Your answer is a single number: how many lines hold the word "color"?

[Records]
##############################
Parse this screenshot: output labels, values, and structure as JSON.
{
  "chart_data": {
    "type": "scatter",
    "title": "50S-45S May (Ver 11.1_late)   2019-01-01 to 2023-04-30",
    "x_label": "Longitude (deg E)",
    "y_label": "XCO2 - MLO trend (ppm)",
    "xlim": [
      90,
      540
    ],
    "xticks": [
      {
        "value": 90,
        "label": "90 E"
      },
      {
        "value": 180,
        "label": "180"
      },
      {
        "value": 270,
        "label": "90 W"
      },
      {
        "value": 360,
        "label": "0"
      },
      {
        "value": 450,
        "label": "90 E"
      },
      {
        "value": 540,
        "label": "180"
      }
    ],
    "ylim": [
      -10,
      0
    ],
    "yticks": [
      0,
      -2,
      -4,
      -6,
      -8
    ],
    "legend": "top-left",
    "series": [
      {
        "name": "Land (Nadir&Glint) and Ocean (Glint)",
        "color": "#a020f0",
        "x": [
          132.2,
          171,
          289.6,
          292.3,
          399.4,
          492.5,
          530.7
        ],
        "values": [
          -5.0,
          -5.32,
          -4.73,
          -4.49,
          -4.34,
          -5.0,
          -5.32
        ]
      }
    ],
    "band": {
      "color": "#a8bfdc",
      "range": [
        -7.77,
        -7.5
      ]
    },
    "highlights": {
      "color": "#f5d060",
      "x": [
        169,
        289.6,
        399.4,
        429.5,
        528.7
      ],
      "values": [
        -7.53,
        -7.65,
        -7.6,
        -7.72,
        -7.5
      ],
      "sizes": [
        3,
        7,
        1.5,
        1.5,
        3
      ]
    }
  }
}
##############################
* [Problem solution]: 3